▸ Directive
Return each line of the listing below that contains the string "SameSite".

※ ※ ※

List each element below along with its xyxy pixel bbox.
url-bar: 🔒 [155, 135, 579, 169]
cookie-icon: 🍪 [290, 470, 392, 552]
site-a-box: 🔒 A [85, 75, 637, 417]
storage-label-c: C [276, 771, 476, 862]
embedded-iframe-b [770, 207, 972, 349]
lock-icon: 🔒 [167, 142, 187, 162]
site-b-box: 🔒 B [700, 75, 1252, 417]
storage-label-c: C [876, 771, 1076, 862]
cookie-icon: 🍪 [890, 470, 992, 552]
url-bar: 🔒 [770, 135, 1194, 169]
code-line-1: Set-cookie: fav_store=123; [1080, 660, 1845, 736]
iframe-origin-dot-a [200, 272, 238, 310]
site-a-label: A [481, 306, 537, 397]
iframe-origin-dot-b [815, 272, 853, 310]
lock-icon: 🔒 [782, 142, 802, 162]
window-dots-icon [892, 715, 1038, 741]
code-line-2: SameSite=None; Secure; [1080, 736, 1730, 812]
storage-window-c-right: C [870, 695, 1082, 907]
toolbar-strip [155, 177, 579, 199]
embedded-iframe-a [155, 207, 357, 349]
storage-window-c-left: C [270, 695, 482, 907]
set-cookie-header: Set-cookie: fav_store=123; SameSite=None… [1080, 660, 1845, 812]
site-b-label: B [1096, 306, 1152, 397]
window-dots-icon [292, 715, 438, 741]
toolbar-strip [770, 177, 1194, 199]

※ ※ ※

▸ Task response
code-line-2: SameSite=None; Secure; [1080, 736, 1730, 812]
set-cookie-header: Set-cookie: fav_store=123; SameSite=None… [1080, 660, 1845, 812]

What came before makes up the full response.